◆ DIRECTIONS
Where a line in the entries below contains the word "INDIGENES", it counts; give the total by itself.

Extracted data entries
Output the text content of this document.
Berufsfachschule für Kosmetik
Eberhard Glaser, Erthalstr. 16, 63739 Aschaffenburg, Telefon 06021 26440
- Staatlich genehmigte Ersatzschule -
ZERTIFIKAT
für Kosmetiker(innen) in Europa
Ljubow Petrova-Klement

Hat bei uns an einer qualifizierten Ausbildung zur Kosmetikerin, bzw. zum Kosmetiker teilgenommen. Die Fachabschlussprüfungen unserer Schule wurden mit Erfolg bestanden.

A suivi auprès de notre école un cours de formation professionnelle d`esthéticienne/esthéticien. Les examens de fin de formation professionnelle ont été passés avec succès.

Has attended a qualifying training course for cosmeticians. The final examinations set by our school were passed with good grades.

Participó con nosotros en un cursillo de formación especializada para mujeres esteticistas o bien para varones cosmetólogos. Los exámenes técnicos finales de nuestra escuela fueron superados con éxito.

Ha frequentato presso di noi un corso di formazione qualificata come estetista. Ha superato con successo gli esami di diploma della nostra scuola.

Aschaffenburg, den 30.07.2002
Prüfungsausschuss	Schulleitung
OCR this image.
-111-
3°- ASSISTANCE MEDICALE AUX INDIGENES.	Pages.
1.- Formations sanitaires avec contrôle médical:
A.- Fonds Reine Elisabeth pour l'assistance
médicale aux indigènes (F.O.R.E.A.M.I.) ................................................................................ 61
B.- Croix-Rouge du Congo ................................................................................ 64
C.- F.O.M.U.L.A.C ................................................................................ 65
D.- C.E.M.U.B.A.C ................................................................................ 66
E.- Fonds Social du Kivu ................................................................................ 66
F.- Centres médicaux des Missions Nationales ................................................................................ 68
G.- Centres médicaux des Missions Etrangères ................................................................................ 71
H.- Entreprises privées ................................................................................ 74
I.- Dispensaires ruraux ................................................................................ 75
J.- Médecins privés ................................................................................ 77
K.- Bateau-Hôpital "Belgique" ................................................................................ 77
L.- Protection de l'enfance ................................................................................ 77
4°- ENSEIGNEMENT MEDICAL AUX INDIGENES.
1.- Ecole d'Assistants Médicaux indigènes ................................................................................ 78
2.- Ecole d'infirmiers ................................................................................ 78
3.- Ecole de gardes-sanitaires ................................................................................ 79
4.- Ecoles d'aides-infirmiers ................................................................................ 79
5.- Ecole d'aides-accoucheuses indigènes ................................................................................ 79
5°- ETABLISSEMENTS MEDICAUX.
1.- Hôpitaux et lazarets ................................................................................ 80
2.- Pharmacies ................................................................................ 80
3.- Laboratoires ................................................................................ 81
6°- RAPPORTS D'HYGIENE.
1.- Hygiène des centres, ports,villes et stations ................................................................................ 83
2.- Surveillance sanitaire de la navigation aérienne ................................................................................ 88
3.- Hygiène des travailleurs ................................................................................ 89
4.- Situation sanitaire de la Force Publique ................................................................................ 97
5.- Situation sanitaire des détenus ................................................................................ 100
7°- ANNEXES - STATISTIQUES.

◆ ANSWER BOX
2